Directions for this task> Copy down every line where the string "title" shows up.

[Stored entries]
* * * * * * *

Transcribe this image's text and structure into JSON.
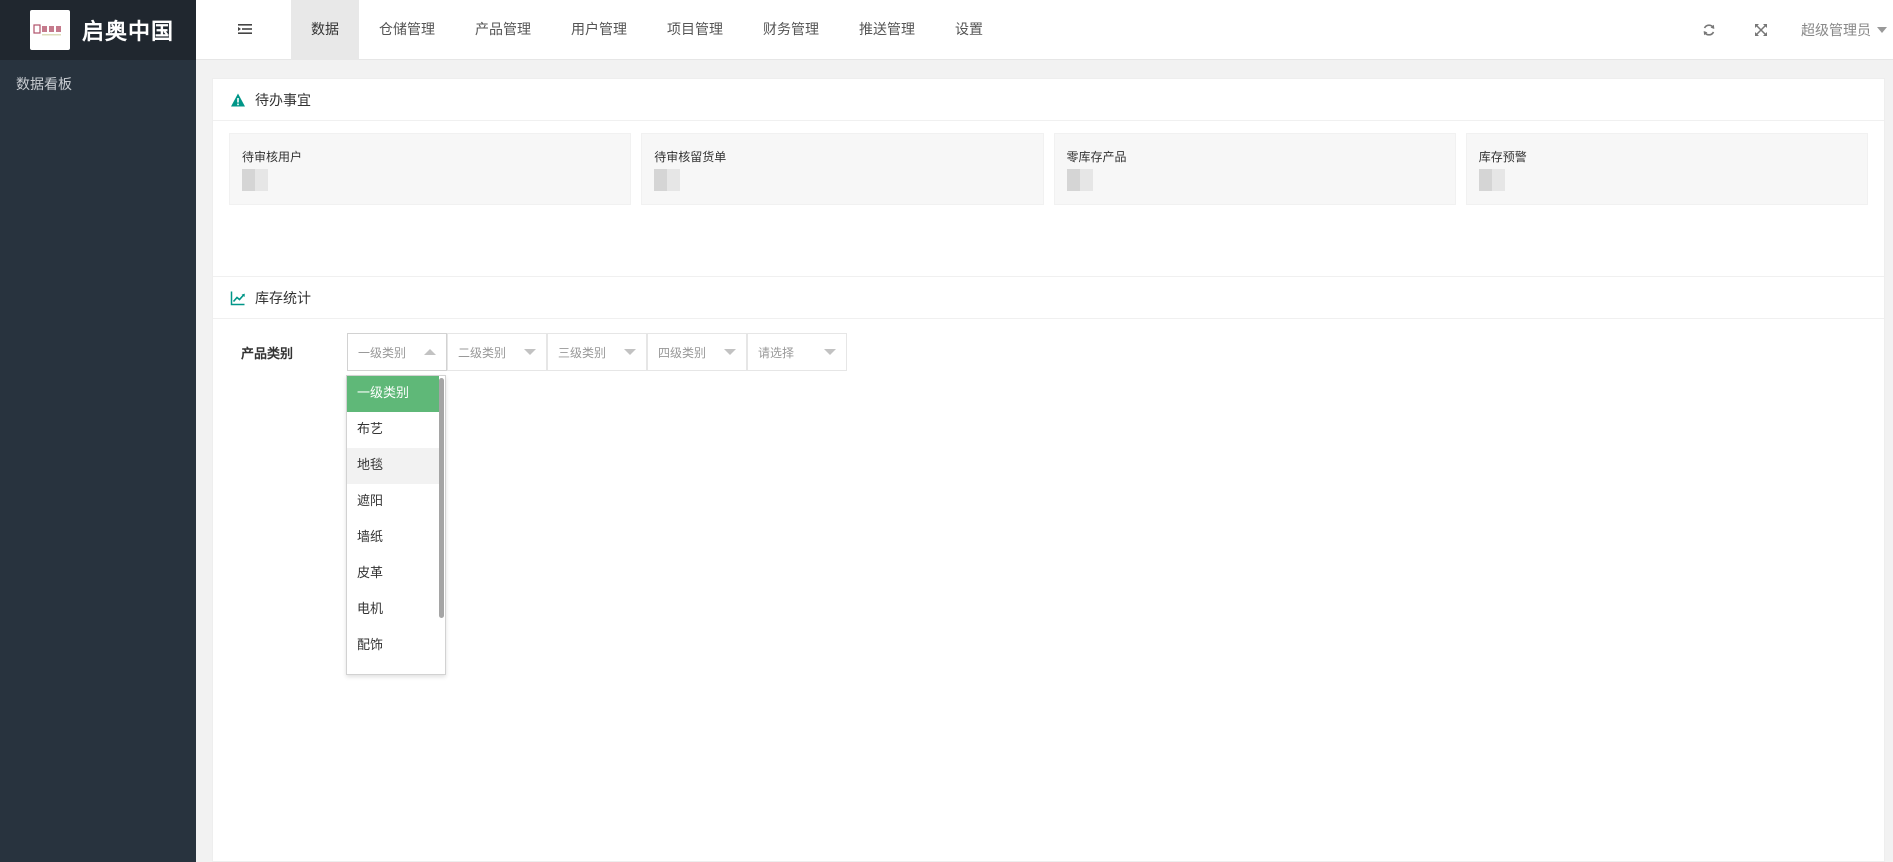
{
  "app": {
    "name": "启奥中国"
  },
  "sidebar": {
    "items": [
      {
        "label": "数据看板"
      }
    ]
  },
  "header": {
    "nav": [
      {
        "label": "数据",
        "active": true
      },
      {
        "label": "仓储管理"
      },
      {
        "label": "产品管理"
      },
      {
        "label": "用户管理"
      },
      {
        "label": "项目管理"
      },
      {
        "label": "财务管理"
      },
      {
        "label": "推送管理"
      },
      {
        "label": "设置"
      }
    ],
    "user": "超级管理员",
    "icons": [
      "refresh-icon",
      "fullscreen-icon"
    ]
  },
  "todo": {
    "title": "待办事宜",
    "cards": [
      {
        "title": "待审核用户"
      },
      {
        "title": "待审核留货单"
      },
      {
        "title": "零库存产品"
      },
      {
        "title": "库存预警"
      }
    ]
  },
  "stats": {
    "title": "库存统计",
    "filter_label": "产品类别",
    "selects": [
      {
        "placeholder": "一级类别"
      },
      {
        "placeholder": "二级类别"
      },
      {
        "placeholder": "三级类别"
      },
      {
        "placeholder": "四级类别"
      },
      {
        "placeholder": "请选择"
      }
    ],
    "dropdown": {
      "options": [
        "一级类别",
        "布艺",
        "地毯",
        "遮阳",
        "墙纸",
        "皮革",
        "电机",
        "配饰"
      ],
      "selected_index": 0,
      "hover_index": 2
    }
  },
  "colors": {
    "sidebar_bg": "#28333e",
    "logo_bg": "#20272f",
    "accent_green": "#5fb878",
    "icon_teal": "#009688"
  }
}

* * * * * * *

Full answer>
    "title": "待办事宜",
        "title": "待审核用户"
        "title": "待审核留货单"
        "title": "零库存产品"
        "title": "库存预警"
    "title": "库存统计",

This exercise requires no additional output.